Records for the exercise:
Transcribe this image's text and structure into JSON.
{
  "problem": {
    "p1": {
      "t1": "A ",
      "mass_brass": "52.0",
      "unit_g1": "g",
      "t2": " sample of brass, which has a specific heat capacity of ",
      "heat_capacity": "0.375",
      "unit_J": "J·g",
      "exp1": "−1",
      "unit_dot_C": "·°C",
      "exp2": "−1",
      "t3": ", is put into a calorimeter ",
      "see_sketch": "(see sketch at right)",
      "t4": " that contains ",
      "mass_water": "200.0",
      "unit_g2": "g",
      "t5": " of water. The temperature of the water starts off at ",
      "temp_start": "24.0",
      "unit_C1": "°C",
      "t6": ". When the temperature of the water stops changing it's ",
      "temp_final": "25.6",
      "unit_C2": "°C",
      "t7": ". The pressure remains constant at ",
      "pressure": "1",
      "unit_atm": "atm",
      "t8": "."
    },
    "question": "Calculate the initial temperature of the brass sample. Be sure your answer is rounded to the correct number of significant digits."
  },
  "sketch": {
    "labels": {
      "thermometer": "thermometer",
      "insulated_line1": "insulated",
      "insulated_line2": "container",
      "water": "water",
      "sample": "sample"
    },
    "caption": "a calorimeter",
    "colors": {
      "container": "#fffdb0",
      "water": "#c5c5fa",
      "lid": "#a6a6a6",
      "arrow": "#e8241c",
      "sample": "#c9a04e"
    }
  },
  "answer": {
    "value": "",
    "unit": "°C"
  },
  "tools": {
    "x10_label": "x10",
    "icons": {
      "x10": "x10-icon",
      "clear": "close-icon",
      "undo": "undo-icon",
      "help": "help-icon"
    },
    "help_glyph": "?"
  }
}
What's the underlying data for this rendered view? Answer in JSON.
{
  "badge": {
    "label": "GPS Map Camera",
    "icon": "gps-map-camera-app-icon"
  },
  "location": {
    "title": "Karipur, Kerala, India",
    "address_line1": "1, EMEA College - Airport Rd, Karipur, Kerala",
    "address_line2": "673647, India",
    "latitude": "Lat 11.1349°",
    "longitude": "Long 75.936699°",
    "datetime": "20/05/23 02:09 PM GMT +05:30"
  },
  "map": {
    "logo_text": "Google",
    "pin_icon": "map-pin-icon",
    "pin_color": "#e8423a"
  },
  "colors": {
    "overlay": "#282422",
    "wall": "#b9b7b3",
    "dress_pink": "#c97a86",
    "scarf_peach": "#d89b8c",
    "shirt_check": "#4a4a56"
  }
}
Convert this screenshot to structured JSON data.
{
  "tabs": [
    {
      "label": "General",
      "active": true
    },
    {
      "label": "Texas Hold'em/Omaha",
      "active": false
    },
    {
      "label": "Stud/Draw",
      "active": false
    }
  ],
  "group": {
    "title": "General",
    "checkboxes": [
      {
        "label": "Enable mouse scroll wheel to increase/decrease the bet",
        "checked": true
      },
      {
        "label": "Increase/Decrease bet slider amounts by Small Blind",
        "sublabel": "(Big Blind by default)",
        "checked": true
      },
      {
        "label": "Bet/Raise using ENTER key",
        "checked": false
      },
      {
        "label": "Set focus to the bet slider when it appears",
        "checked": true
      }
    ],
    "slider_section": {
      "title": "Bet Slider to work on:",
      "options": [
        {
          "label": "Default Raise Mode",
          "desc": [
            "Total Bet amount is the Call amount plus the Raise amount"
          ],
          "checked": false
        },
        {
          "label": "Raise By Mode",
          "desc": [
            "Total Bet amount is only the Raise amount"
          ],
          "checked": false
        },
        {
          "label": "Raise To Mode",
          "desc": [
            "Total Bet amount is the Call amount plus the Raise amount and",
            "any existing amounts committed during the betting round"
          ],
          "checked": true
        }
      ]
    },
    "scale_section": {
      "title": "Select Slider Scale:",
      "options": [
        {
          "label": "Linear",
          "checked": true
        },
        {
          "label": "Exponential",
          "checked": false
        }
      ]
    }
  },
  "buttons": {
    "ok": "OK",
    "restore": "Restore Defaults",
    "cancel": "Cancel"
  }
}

To do:
Return the whole listing exactly.

Answer to the problem:
Transcribe this image's text and structure into JSON.
{
  "problem": {
    "p1": {
      "t1": "A ",
      "mass_brass": "52.0",
      "unit_g1": "g",
      "t2": " sample of brass, which has a specific heat capacity of ",
      "heat_capacity": "0.375",
      "unit_J": "J·g",
      "exp1": "−1",
      "unit_dot_C": "·°C",
      "exp2": "−1",
      "t3": ", is put into a calorimeter ",
      "see_sketch": "(see sketch at right)",
      "t4": " that contains ",
      "mass_water": "200.0",
      "unit_g2": "g",
      "t5": " of water. The temperature of the water starts off at ",
      "temp_start": "24.0",
      "unit_C1": "°C",
      "t6": ". When the temperature of the water stops changing it's ",
      "temp_final": "25.6",
      "unit_C2": "°C",
      "t7": ". The pressure remains constant at ",
      "pressure": "1",
      "unit_atm": "atm",
      "t8": "."
    },
    "question": "Calculate the initial temperature of the brass sample. Be sure your answer is rounded to the correct number of significant digits."
  },
  "sketch": {
    "labels": {
      "thermometer": "thermometer",
      "insulated_line1": "insulated",
      "insulated_line2": "container",
      "water": "water",
      "sample": "sample"
    },
    "caption": "a calorimeter",
    "colors": {
      "container": "#fffdb0",
      "water": "#c5c5fa",
      "lid": "#a6a6a6",
      "arrow": "#e8241c",
      "sample": "#c9a04e"
    }
  },
  "answer": {
    "value": "",
    "unit": "°C"
  },
  "tools": {
    "x10_label": "x10",
    "icons": {
      "x10": "x10-icon",
      "clear": "close-icon",
      "undo": "undo-icon",
      "help": "help-icon"
    },
    "help_glyph": "?"
  }
}
What's the underlying data for this rendered view? Answer in JSON.
{
  "badge": {
    "label": "GPS Map Camera",
    "icon": "gps-map-camera-app-icon"
  },
  "location": {
    "title": "Karipur, Kerala, India",
    "address_line1": "1, EMEA College - Airport Rd, Karipur, Kerala",
    "address_line2": "673647, India",
    "latitude": "Lat 11.1349°",
    "longitude": "Long 75.936699°",
    "datetime": "20/05/23 02:09 PM GMT +05:30"
  },
  "map": {
    "logo_text": "Google",
    "pin_icon": "map-pin-icon",
    "pin_color": "#e8423a"
  },
  "colors": {
    "overlay": "#282422",
    "wall": "#b9b7b3",
    "dress_pink": "#c97a86",
    "scarf_peach": "#d89b8c",
    "shirt_check": "#4a4a56"
  }
}
Convert this screenshot to structured JSON data.
{
  "tabs": [
    {
      "label": "General",
      "active": true
    },
    {
      "label": "Texas Hold'em/Omaha",
      "active": false
    },
    {
      "label": "Stud/Draw",
      "active": false
    }
  ],
  "group": {
    "title": "General",
    "checkboxes": [
      {
        "label": "Enable mouse scroll wheel to increase/decrease the bet",
        "checked": true
      },
      {
        "label": "Increase/Decrease bet slider amounts by Small Blind",
        "sublabel": "(Big Blind by default)",
        "checked": true
      },
      {
        "label": "Bet/Raise using ENTER key",
        "checked": false
      },
      {
        "label": "Set focus to the bet slider when it appears",
        "checked": true
      }
    ],
    "slider_section": {
      "title": "Bet Slider to work on:",
      "options": [
        {
          "label": "Default Raise Mode",
          "desc": [
            "Total Bet amount is the Call amount plus the Raise amount"
          ],
          "checked": false
        },
        {
          "label": "Raise By Mode",
          "desc": [
            "Total Bet amount is only the Raise amount"
          ],
          "checked": false
        },
        {
          "label": "Raise To Mode",
          "desc": [
            "Total Bet amount is the Call amount plus the Raise amount and",
            "any existing amounts committed during the betting round"
          ],
          "checked": true
        }
      ]
    },
    "scale_section": {
      "title": "Select Slider Scale:",
      "options": [
        {
          "label": "Linear",
          "checked": true
        },
        {
          "label": "Exponential",
          "checked": false
        }
      ]
    }
  },
  "buttons": {
    "ok": "OK",
    "restore": "Restore Defaults",
    "cancel": "Cancel"
  }
}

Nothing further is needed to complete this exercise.